Stored dataset items
[start]

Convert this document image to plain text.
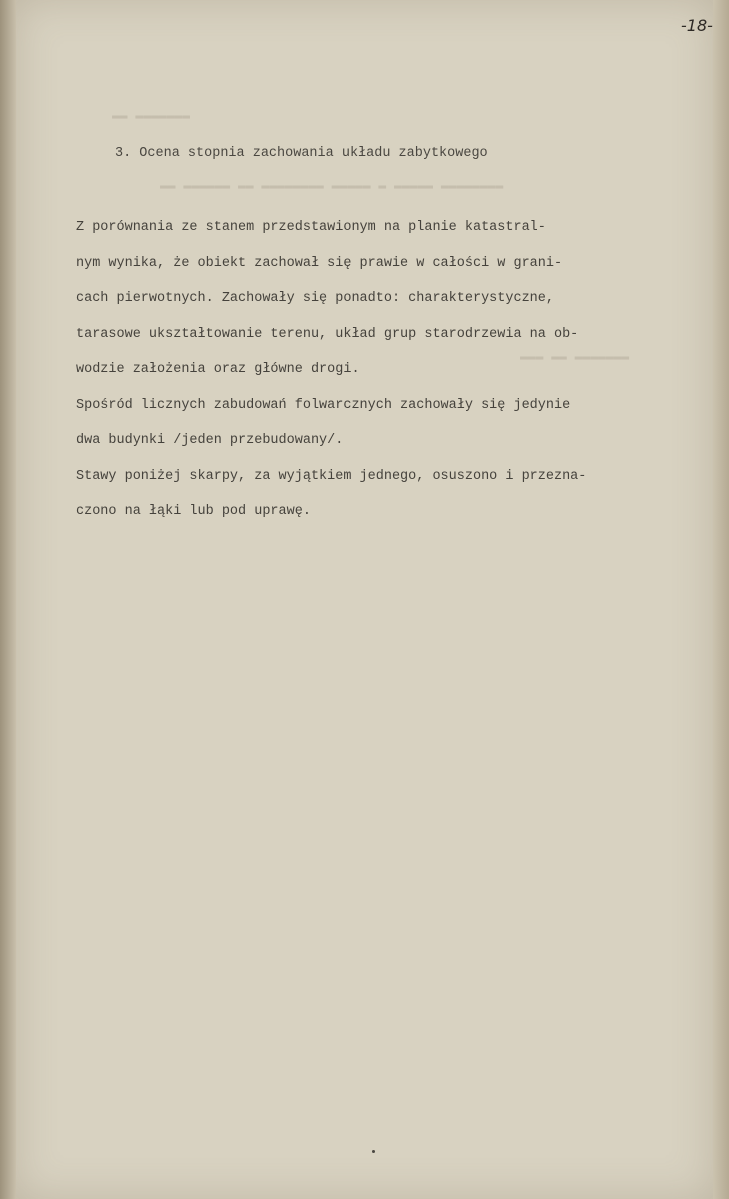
▬▬ ▬▬▬▬▬▬▬
▬▬ ▬▬▬▬▬▬ ▬▬ ▬▬▬▬▬▬▬▬ ▬▬▬▬▬ ▬ ▬▬▬▬▬ ▬▬▬▬▬▬▬▬
▬▬▬ ▬▬ ▬▬▬▬▬▬▬
-18-
3. Ocena stopnia zachowania układu zabytkowego
Z porównania ze stanem przedstawionym na planie katastral-
nym wynika, że obiekt zachował się prawie w całości w grani-
cach pierwotnych. Zachowały się ponadto: charakterystyczne,
tarasowe ukształtowanie terenu, układ grup starodrzewia na ob-
wodzie założenia oraz główne drogi.
Spośród licznych zabudowań folwarcznych zachowały się jedynie
dwa budynki /jeden przebudowany/.
Stawy poniżej skarpy, za wyjątkiem jednego, osuszono i przezna-
czono na łąki lub pod uprawę.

[end]

- [WHAT THIS TASK INVOLVES] Repeat the data exactly, excluding the pictures.

- [PROBLEM SOLUTION]
Convert this document image to plain text.
▬▬ ▬▬▬▬▬▬▬
▬▬ ▬▬▬▬▬▬ ▬▬ ▬▬▬▬▬▬▬▬ ▬▬▬▬▬ ▬ ▬▬▬▬▬ ▬▬▬▬▬▬▬▬
▬▬▬ ▬▬ ▬▬▬▬▬▬▬
-18-
3. Ocena stopnia zachowania układu zabytkowego
Z porównania ze stanem przedstawionym na planie katastral-
nym wynika, że obiekt zachował się prawie w całości w grani-
cach pierwotnych. Zachowały się ponadto: charakterystyczne,
tarasowe ukształtowanie terenu, układ grup starodrzewia na ob-
wodzie założenia oraz główne drogi.
Spośród licznych zabudowań folwarcznych zachowały się jedynie
dwa budynki /jeden przebudowany/.
Stawy poniżej skarpy, za wyjątkiem jednego, osuszono i przezna-
czono na łąki lub pod uprawę.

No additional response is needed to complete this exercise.